<<<<

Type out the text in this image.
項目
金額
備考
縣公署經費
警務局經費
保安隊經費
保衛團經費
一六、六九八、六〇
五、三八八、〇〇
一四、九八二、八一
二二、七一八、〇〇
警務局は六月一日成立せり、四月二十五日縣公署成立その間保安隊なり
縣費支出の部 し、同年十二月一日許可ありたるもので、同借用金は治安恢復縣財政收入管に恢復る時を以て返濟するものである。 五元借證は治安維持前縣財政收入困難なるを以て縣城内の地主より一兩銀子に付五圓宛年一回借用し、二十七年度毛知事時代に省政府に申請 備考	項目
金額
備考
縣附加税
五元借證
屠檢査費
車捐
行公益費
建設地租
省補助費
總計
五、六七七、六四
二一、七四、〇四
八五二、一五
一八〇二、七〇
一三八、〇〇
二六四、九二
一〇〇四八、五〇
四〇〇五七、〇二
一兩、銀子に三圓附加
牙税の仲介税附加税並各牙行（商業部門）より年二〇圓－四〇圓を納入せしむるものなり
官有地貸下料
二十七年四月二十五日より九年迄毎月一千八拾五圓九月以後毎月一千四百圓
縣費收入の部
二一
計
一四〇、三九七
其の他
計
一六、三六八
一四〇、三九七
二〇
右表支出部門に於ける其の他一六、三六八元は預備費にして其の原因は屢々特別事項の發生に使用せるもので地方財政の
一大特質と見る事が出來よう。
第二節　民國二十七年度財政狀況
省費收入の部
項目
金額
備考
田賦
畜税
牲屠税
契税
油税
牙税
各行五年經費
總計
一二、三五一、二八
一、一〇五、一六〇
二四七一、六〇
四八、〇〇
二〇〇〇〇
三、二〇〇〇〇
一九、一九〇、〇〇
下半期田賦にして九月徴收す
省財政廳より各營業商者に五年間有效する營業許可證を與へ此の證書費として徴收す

>>>>
<<<<

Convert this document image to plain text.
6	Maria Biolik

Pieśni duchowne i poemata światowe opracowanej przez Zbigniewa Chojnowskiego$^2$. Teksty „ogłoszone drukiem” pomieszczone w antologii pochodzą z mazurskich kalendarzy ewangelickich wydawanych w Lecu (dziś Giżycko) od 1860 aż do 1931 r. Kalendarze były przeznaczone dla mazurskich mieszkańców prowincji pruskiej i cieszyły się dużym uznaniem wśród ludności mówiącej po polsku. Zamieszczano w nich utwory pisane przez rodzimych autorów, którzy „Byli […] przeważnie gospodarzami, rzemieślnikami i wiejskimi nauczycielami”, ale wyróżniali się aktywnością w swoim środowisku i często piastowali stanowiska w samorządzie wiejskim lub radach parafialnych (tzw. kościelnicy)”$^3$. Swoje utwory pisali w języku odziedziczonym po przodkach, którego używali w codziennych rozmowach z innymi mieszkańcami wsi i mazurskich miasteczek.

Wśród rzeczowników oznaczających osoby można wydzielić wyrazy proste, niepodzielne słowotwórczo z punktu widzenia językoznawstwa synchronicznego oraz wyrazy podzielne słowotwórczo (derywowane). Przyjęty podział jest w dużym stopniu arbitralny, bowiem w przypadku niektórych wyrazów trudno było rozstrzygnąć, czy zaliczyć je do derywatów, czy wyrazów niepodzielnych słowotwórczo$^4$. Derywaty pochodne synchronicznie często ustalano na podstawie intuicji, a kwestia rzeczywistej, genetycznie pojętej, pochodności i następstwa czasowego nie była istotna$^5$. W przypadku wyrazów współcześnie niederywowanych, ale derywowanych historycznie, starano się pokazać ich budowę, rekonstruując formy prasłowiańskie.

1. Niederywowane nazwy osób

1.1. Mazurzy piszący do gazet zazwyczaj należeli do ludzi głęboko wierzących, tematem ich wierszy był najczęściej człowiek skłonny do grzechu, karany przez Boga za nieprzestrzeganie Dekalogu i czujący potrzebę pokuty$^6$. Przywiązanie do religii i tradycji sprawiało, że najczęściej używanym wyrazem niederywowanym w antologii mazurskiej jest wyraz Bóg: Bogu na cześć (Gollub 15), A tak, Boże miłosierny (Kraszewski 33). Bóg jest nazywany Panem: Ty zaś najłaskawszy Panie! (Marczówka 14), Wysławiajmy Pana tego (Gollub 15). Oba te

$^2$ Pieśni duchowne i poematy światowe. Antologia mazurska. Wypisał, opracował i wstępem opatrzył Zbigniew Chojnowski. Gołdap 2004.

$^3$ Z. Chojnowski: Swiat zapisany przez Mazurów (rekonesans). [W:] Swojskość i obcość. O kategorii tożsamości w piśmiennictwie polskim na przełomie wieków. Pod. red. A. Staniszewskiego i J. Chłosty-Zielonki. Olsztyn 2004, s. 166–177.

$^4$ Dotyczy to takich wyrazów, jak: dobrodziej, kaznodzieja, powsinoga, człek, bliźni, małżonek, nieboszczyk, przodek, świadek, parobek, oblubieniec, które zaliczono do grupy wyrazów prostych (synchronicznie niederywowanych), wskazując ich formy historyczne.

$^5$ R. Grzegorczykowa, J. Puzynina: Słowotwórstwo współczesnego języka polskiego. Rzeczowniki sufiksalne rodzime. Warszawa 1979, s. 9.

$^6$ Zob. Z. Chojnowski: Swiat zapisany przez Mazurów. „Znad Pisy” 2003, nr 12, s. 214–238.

>>>>
<<<<

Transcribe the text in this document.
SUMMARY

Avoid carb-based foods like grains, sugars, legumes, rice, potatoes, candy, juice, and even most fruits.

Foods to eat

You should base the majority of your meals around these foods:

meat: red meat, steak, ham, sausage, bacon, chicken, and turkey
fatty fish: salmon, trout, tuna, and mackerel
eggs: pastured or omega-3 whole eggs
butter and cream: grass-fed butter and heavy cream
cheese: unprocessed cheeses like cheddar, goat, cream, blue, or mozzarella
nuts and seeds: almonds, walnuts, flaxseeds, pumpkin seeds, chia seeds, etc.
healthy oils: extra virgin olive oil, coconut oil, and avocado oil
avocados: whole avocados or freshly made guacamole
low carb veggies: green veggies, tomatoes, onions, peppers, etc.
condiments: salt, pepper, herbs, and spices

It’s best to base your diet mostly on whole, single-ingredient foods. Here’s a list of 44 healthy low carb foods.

>>>>

Tally the lines above that contain the word "like", and reply with only the number.

2